Reproduce all of the data that follows, character for character.

::: Input :::

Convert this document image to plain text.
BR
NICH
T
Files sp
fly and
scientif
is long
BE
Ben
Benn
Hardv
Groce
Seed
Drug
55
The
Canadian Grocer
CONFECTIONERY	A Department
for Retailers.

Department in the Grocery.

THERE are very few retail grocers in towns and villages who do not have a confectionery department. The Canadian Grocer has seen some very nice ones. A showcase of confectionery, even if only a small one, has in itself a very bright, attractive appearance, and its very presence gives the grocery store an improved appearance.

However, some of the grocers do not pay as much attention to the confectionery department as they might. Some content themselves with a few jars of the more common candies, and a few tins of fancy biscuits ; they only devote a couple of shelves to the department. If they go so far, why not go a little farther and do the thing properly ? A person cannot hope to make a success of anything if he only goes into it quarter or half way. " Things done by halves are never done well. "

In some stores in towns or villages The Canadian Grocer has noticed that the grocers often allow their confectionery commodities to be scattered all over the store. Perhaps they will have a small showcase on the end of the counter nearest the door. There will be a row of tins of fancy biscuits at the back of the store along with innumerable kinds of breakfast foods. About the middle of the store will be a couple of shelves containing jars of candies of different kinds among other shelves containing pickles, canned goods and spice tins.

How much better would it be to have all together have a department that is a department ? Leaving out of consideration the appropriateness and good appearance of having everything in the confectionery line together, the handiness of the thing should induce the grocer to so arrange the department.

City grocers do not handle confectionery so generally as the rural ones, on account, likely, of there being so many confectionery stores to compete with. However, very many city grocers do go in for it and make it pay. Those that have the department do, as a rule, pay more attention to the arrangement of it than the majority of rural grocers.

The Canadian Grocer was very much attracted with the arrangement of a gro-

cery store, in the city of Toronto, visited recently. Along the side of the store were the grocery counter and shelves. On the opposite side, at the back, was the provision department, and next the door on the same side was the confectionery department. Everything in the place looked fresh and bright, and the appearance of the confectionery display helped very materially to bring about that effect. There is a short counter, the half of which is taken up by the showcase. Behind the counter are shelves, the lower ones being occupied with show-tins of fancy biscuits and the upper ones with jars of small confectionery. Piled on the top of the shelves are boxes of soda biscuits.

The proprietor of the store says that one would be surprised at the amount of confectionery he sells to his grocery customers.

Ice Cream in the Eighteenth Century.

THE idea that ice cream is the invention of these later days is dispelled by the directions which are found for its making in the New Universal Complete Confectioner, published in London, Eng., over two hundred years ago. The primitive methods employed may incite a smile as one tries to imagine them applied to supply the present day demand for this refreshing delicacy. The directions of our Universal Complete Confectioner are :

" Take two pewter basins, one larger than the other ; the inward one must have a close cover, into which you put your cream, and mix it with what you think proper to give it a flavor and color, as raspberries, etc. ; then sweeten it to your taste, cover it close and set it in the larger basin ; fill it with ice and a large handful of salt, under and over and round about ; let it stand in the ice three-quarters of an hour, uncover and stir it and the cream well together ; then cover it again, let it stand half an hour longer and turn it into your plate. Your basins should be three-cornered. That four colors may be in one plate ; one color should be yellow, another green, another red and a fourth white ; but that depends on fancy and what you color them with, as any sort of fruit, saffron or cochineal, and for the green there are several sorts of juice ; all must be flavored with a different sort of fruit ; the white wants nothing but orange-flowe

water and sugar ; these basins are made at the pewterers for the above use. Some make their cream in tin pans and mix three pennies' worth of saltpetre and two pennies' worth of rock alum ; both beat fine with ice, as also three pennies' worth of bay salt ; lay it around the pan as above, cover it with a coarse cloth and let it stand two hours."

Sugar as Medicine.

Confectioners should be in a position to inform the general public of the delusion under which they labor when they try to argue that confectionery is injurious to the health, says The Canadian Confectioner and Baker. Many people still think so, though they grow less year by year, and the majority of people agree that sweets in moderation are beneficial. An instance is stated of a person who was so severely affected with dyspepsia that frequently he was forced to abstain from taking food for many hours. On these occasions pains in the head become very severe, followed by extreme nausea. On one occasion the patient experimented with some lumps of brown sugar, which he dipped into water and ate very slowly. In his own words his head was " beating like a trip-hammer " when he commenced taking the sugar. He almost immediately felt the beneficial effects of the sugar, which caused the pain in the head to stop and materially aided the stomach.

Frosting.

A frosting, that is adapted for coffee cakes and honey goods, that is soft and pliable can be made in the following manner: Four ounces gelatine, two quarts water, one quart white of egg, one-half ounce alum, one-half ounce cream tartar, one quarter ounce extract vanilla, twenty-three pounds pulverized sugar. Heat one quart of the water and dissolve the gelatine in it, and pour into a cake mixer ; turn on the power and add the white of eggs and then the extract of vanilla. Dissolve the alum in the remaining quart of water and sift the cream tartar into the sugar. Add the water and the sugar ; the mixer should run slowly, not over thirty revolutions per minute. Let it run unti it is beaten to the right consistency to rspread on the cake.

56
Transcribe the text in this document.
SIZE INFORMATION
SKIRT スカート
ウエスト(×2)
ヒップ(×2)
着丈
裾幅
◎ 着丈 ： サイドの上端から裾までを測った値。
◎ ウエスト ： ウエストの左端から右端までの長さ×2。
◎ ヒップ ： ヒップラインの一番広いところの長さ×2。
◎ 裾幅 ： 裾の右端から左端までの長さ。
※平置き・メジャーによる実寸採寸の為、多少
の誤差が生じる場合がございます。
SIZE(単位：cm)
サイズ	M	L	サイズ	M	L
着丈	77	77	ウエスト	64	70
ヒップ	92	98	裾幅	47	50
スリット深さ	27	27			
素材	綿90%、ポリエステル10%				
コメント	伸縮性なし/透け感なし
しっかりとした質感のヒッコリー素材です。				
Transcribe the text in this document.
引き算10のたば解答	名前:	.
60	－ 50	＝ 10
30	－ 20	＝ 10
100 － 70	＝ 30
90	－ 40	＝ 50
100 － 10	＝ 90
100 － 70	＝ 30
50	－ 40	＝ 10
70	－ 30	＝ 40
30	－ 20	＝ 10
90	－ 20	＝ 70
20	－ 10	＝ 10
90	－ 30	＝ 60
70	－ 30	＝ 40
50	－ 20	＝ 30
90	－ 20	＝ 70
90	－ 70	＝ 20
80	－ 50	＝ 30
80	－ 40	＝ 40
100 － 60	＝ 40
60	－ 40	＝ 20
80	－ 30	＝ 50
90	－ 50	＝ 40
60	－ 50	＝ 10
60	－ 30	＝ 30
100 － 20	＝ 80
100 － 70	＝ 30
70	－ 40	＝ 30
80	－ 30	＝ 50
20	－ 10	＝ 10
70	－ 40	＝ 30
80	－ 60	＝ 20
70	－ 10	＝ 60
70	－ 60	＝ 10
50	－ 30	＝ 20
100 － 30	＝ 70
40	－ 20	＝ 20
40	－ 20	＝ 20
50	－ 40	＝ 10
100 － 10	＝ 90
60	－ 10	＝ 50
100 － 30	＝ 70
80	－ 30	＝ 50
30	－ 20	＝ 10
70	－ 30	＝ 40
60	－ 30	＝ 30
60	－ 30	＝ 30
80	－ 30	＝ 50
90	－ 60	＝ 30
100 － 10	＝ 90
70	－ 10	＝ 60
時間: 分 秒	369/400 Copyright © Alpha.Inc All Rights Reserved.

:::

Finished answer:
Convert this document image to plain text.
BR
NICH
T
Files sp
fly and
scientif
is long
BE
Ben
Benn
Hardv
Groce
Seed
Drug
55
The
Canadian Grocer
CONFECTIONERY	A Department
for Retailers.

Department in the Grocery.

THERE are very few retail grocers in towns and villages who do not have a confectionery department. The Canadian Grocer has seen some very nice ones. A showcase of confectionery, even if only a small one, has in itself a very bright, attractive appearance, and its very presence gives the grocery store an improved appearance.

However, some of the grocers do not pay as much attention to the confectionery department as they might. Some content themselves with a few jars of the more common candies, and a few tins of fancy biscuits ; they only devote a couple of shelves to the department. If they go so far, why not go a little farther and do the thing properly ? A person cannot hope to make a success of anything if he only goes into it quarter or half way. " Things done by halves are never done well. "

In some stores in towns or villages The Canadian Grocer has noticed that the grocers often allow their confectionery commodities to be scattered all over the store. Perhaps they will have a small showcase on the end of the counter nearest the door. There will be a row of tins of fancy biscuits at the back of the store along with innumerable kinds of breakfast foods. About the middle of the store will be a couple of shelves containing jars of candies of different kinds among other shelves containing pickles, canned goods and spice tins.

How much better would it be to have all together have a department that is a department ? Leaving out of consideration the appropriateness and good appearance of having everything in the confectionery line together, the handiness of the thing should induce the grocer to so arrange the department.

City grocers do not handle confectionery so generally as the rural ones, on account, likely, of there being so many confectionery stores to compete with. However, very many city grocers do go in for it and make it pay. Those that have the department do, as a rule, pay more attention to the arrangement of it than the majority of rural grocers.

The Canadian Grocer was very much attracted with the arrangement of a gro-

cery store, in the city of Toronto, visited recently. Along the side of the store were the grocery counter and shelves. On the opposite side, at the back, was the provision department, and next the door on the same side was the confectionery department. Everything in the place looked fresh and bright, and the appearance of the confectionery display helped very materially to bring about that effect. There is a short counter, the half of which is taken up by the showcase. Behind the counter are shelves, the lower ones being occupied with show-tins of fancy biscuits and the upper ones with jars of small confectionery. Piled on the top of the shelves are boxes of soda biscuits.

The proprietor of the store says that one would be surprised at the amount of confectionery he sells to his grocery customers.

Ice Cream in the Eighteenth Century.

THE idea that ice cream is the invention of these later days is dispelled by the directions which are found for its making in the New Universal Complete Confectioner, published in London, Eng., over two hundred years ago. The primitive methods employed may incite a smile as one tries to imagine them applied to supply the present day demand for this refreshing delicacy. The directions of our Universal Complete Confectioner are :

" Take two pewter basins, one larger than the other ; the inward one must have a close cover, into which you put your cream, and mix it with what you think proper to give it a flavor and color, as raspberries, etc. ; then sweeten it to your taste, cover it close and set it in the larger basin ; fill it with ice and a large handful of salt, under and over and round about ; let it stand in the ice three-quarters of an hour, uncover and stir it and the cream well together ; then cover it again, let it stand half an hour longer and turn it into your plate. Your basins should be three-cornered. That four colors may be in one plate ; one color should be yellow, another green, another red and a fourth white ; but that depends on fancy and what you color them with, as any sort of fruit, saffron or cochineal, and for the green there are several sorts of juice ; all must be flavored with a different sort of fruit ; the white wants nothing but orange-flowe

water and sugar ; these basins are made at the pewterers for the above use. Some make their cream in tin pans and mix three pennies' worth of saltpetre and two pennies' worth of rock alum ; both beat fine with ice, as also three pennies' worth of bay salt ; lay it around the pan as above, cover it with a coarse cloth and let it stand two hours."

Sugar as Medicine.

Confectioners should be in a position to inform the general public of the delusion under which they labor when they try to argue that confectionery is injurious to the health, says The Canadian Confectioner and Baker. Many people still think so, though they grow less year by year, and the majority of people agree that sweets in moderation are beneficial. An instance is stated of a person who was so severely affected with dyspepsia that frequently he was forced to abstain from taking food for many hours. On these occasions pains in the head become very severe, followed by extreme nausea. On one occasion the patient experimented with some lumps of brown sugar, which he dipped into water and ate very slowly. In his own words his head was " beating like a trip-hammer " when he commenced taking the sugar. He almost immediately felt the beneficial effects of the sugar, which caused the pain in the head to stop and materially aided the stomach.

Frosting.

A frosting, that is adapted for coffee cakes and honey goods, that is soft and pliable can be made in the following manner: Four ounces gelatine, two quarts water, one quart white of egg, one-half ounce alum, one-half ounce cream tartar, one quarter ounce extract vanilla, twenty-three pounds pulverized sugar. Heat one quart of the water and dissolve the gelatine in it, and pour into a cake mixer ; turn on the power and add the white of eggs and then the extract of vanilla. Dissolve the alum in the remaining quart of water and sift the cream tartar into the sugar. Add the water and the sugar ; the mixer should run slowly, not over thirty revolutions per minute. Let it run unti it is beaten to the right consistency to rspread on the cake.

56
Transcribe the text in this document.
SIZE INFORMATION
SKIRT スカート
ウエスト(×2)
ヒップ(×2)
着丈
裾幅
◎ 着丈 ： サイドの上端から裾までを測った値。
◎ ウエスト ： ウエストの左端から右端までの長さ×2。
◎ ヒップ ： ヒップラインの一番広いところの長さ×2。
◎ 裾幅 ： 裾の右端から左端までの長さ。
※平置き・メジャーによる実寸採寸の為、多少
の誤差が生じる場合がございます。
SIZE(単位：cm)
サイズ	M	L	サイズ	M	L
着丈	77	77	ウエスト	64	70
ヒップ	92	98	裾幅	47	50
スリット深さ	27	27			
素材	綿90%、ポリエステル10%				
コメント	伸縮性なし/透け感なし
しっかりとした質感のヒッコリー素材です。				
Transcribe the text in this document.
引き算10のたば解答	名前:	.
60	－ 50	＝ 10
30	－ 20	＝ 10
100 － 70	＝ 30
90	－ 40	＝ 50
100 － 10	＝ 90
100 － 70	＝ 30
50	－ 40	＝ 10
70	－ 30	＝ 40
30	－ 20	＝ 10
90	－ 20	＝ 70
20	－ 10	＝ 10
90	－ 30	＝ 60
70	－ 30	＝ 40
50	－ 20	＝ 30
90	－ 20	＝ 70
90	－ 70	＝ 20
80	－ 50	＝ 30
80	－ 40	＝ 40
100 － 60	＝ 40
60	－ 40	＝ 20
80	－ 30	＝ 50
90	－ 50	＝ 40
60	－ 50	＝ 10
60	－ 30	＝ 30
100 － 20	＝ 80
100 － 70	＝ 30
70	－ 40	＝ 30
80	－ 30	＝ 50
20	－ 10	＝ 10
70	－ 40	＝ 30
80	－ 60	＝ 20
70	－ 10	＝ 60
70	－ 60	＝ 10
50	－ 30	＝ 20
100 － 30	＝ 70
40	－ 20	＝ 20
40	－ 20	＝ 20
50	－ 40	＝ 10
100 － 10	＝ 90
60	－ 10	＝ 50
100 － 30	＝ 70
80	－ 30	＝ 50
30	－ 20	＝ 10
70	－ 30	＝ 40
60	－ 30	＝ 30
60	－ 30	＝ 30
80	－ 30	＝ 50
90	－ 60	＝ 30
100 － 10	＝ 90
70	－ 10	＝ 60
時間: 分 秒	369/400 Copyright © Alpha.Inc All Rights Reserved.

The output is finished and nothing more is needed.